Stated task - Report every line of the entries below that contains the string "exam", matching case exactly.

The input -
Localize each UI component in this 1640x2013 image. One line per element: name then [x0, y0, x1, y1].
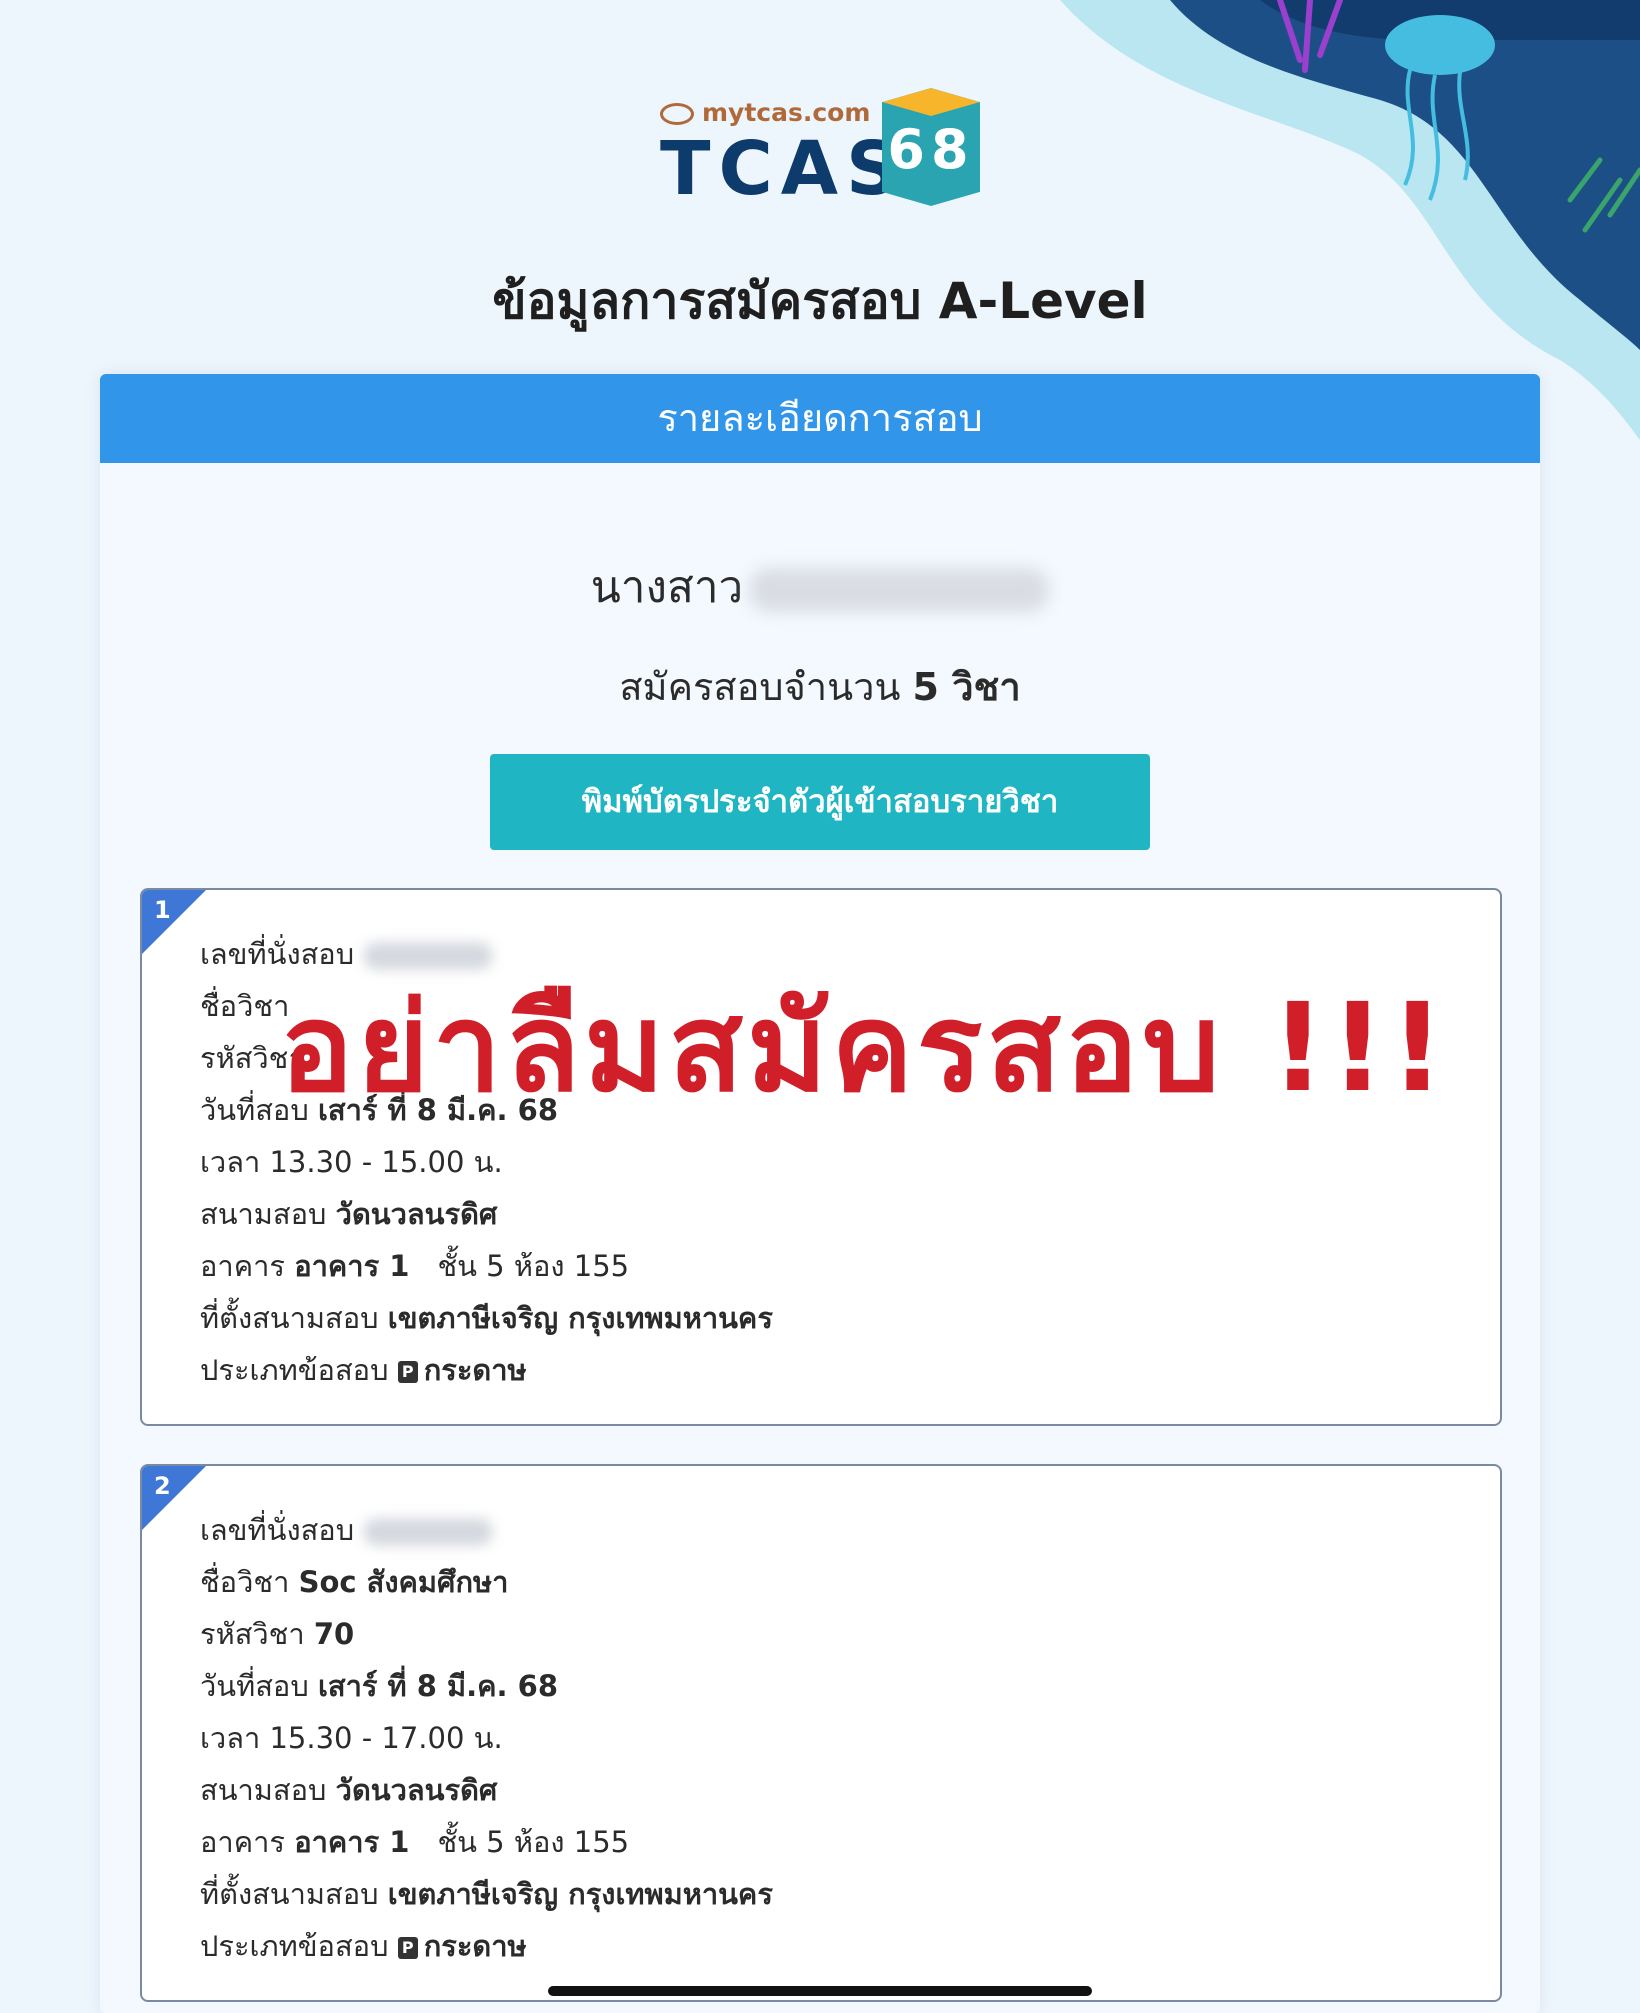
- redacted-seat: [363, 1518, 494, 1546]
- building-row: อาคาร อาคาร 1 ชั้น 5 ห้อง 155: [200, 1825, 630, 1859]
- tcas-logo: mytcas.com TCAS 68: [660, 88, 980, 218]
- reminder-overlay-text: อย่าลืมสมัครสอบ !!!: [280, 977, 1450, 1119]
- venue-row: สนามสอบ วัดนวลนรดิศ: [200, 1773, 498, 1807]
- card-corner: [142, 890, 206, 954]
- count-value: 5 วิชา: [912, 665, 1021, 709]
- venue-row: สนามสอบ วัดนวลนรดิศ: [200, 1197, 498, 1231]
- type-row: ประเภทข้อสอบ P กระดาษ: [200, 1353, 527, 1387]
- print-admission-card-button[interactable]: พิมพ์บัตรประจำตัวผู้เข้าสอบรายวิชา: [490, 754, 1150, 850]
- redacted-name: [749, 568, 1050, 612]
- brand-text: TCAS: [660, 126, 908, 212]
- globe-icon: [660, 103, 694, 125]
- subject-row: ชื่อวิชา Soc สังคมศึกษา: [200, 1565, 509, 1599]
- code-row: รหัสวิชา 70: [200, 1617, 355, 1651]
- seat-row: เลขที่นั่งสอบ: [200, 1504, 773, 1556]
- paper-icon: P: [397, 1361, 418, 1383]
- panel-header: รายละเอียดการสอบ: [100, 374, 1540, 463]
- year-number: 68: [887, 118, 975, 181]
- home-indicator[interactable]: [548, 1986, 1092, 1996]
- date-row: วันที่สอบ เสาร์ ที่ 8 มี.ค. 68: [200, 1669, 559, 1703]
- card-number: 1: [154, 896, 171, 924]
- count-prefix: สมัครสอบจำนวน: [619, 665, 901, 709]
- applicant-name: นางสาว: [100, 552, 1540, 622]
- site-label: mytcas.com: [660, 98, 870, 127]
- building-row: อาคาร อาคาร 1 ชั้น 5 ห้อง 155: [200, 1249, 630, 1283]
- paper-icon: P: [397, 1937, 418, 1959]
- name-prefix: นางสาว: [590, 562, 744, 613]
- exam-details-panel: รายละเอียดการสอบ นางสาว สมัครสอบจำนวน 5 …: [100, 374, 1540, 2013]
- page-title: ข้อมูลการสมัครสอบ A-Level: [492, 272, 1148, 330]
- subject-count: สมัครสอบจำนวน 5 วิชา: [100, 656, 1540, 717]
- location-row: ที่ตั้งสนามสอบ เขตภาษีเจริญ กรุงเทพมหานค…: [200, 1301, 773, 1335]
- time-row: เวลา 15.30 - 17.00 น.: [200, 1721, 503, 1755]
- type-row: ประเภทข้อสอบ P กระดาษ: [200, 1929, 527, 1963]
- card-corner: [142, 1466, 206, 1530]
- location-row: ที่ตั้งสนามสอบ เขตภาษีเจริญ กรุงเทพมหานค…: [200, 1877, 773, 1911]
- book-icon: 68: [882, 88, 980, 206]
- exam-card: 2 เลขที่นั่งสอบ ชื่อวิชา Soc สังคมศึกษา …: [140, 1464, 1502, 2002]
- card-number: 2: [154, 1472, 171, 1500]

Reply to the exercise -
- exam-details-panel: รายละเอียดการสอบ นางสาว สมัครสอบจำนวน 5 …: [100, 374, 1540, 2013]
- exam-card: 2 เลขที่นั่งสอบ ชื่อวิชา Soc สังคมศึกษา …: [140, 1464, 1502, 2002]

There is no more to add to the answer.